== DATA EXTRACT ==
┏━━

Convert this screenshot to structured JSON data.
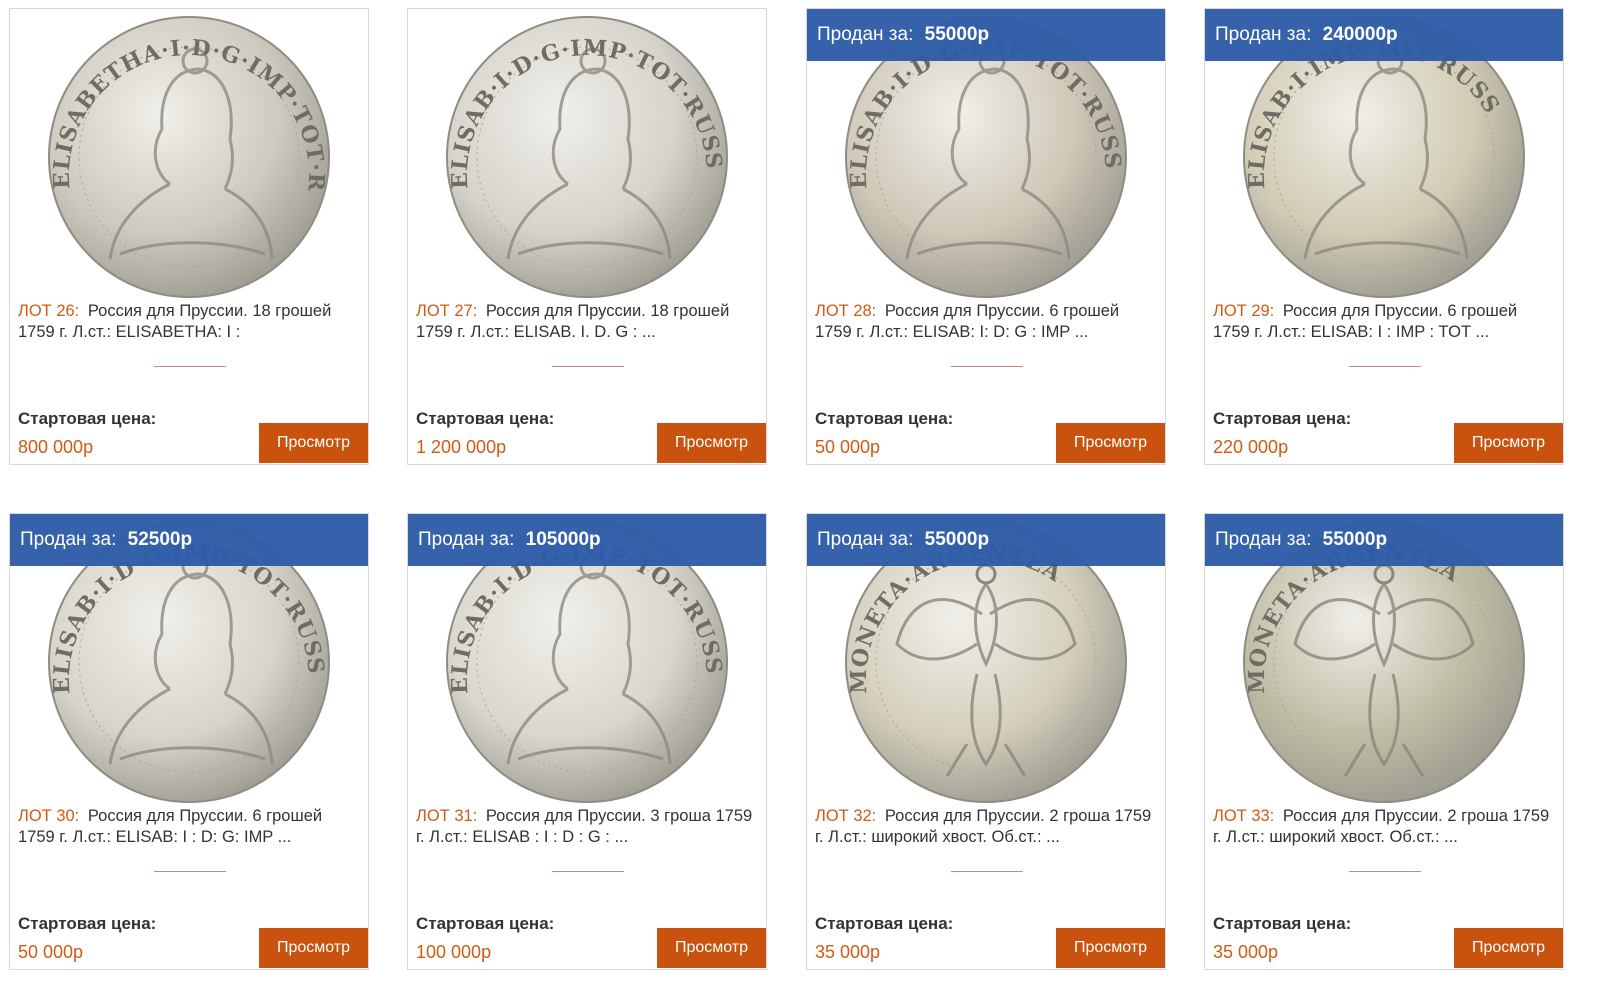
{
  "labels": {
    "start_price": "Стартовая цена:",
    "view_button": "Просмотр",
    "sold_prefix": "Продан за:"
  },
  "lots": [
    {
      "lot": "ЛОТ 26:",
      "desc": "Россия для Пруссии. 18 грошей 1759 г. Л.ст.: ELISABETHA: I :",
      "start_price": "800 000р",
      "sold": null,
      "legend": "ELISABETHA·I·D·G·IMP·TOT·ROSS:",
      "side": "portrait"
    },
    {
      "lot": "ЛОТ 27:",
      "desc": "Россия для Пруссии. 18 грошей 1759 г. Л.ст.: ELISAB. I. D. G : ...",
      "start_price": "1 200 000р",
      "sold": null,
      "legend": "ELISAB·I·D·G·IMP·TOT·RUSS",
      "side": "portrait"
    },
    {
      "lot": "ЛОТ 28:",
      "desc": "Россия для Пруссии. 6 грошей 1759 г. Л.ст.: ELISAB: I: D: G : IMP ...",
      "start_price": "50 000р",
      "sold": "55000р",
      "legend": "ELISAB·I·D·G·IMP·TOT·RUSS",
      "side": "portrait"
    },
    {
      "lot": "ЛОТ 29:",
      "desc": "Россия для Пруссии. 6 грошей 1759 г. Л.ст.: ELISAB: I : IMP : TOT ...",
      "start_price": "220 000р",
      "sold": "240000р",
      "legend": "ELISAB·I·IMP·TOT·RUSS",
      "side": "portrait"
    },
    {
      "lot": "ЛОТ 30:",
      "desc": "Россия для Пруссии. 6 грошей 1759 г. Л.ст.: ELISAB: I : D: G: IMP ...",
      "start_price": "50 000р",
      "sold": "52500р",
      "legend": "ELISAB·I·D·G·IMP·TOT·RUSS",
      "side": "portrait"
    },
    {
      "lot": "ЛОТ 31:",
      "desc": "Россия для Пруссии. 3 гроша 1759 г. Л.ст.: ELISAB : I : D : G : ...",
      "start_price": "100 000р",
      "sold": "105000р",
      "legend": "ELISAB·I·D·G·IMP·TOT·RUSS",
      "side": "portrait"
    },
    {
      "lot": "ЛОТ 32:",
      "desc": "Россия для Пруссии. 2 гроша 1759 г. Л.ст.: широкий хвост. Об.ст.: ...",
      "start_price": "35 000р",
      "sold": "55000р",
      "legend": "MONETA·ARGENTEA",
      "side": "eagle"
    },
    {
      "lot": "ЛОТ 33:",
      "desc": "Россия для Пруссии. 2 гроша 1759 г. Л.ст.: широкий хвост. Об.ст.: ...",
      "start_price": "35 000р",
      "sold": "55000р",
      "legend": "MONETA·ARGENTEA",
      "side": "eagle"
    }
  ],
  "colors": {
    "accent_orange": "#d05a14",
    "button_orange": "#c8520e",
    "sold_banner_blue": "#2e5ca8"
  }
}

┗━━

== REQUIRED TASK ==
Search the data above for lines holding "грошей" and copy each of them.

== TASK RESULT ==
      "desc": "Россия для Пруссии. 18 грошей 1759 г. Л.ст.: ELISABETHA: I :",
      "desc": "Россия для Пруссии. 18 грошей 1759 г. Л.ст.: ELISAB. I. D. G : ...",
      "desc": "Россия для Пруссии. 6 грошей 1759 г. Л.ст.: ELISAB: I: D: G : IMP ...",
      "desc": "Россия для Пруссии. 6 грошей 1759 г. Л.ст.: ELISAB: I : IMP : TOT ...",
      "desc": "Россия для Пруссии. 6 грошей 1759 г. Л.ст.: ELISAB: I : D: G: IMP ...",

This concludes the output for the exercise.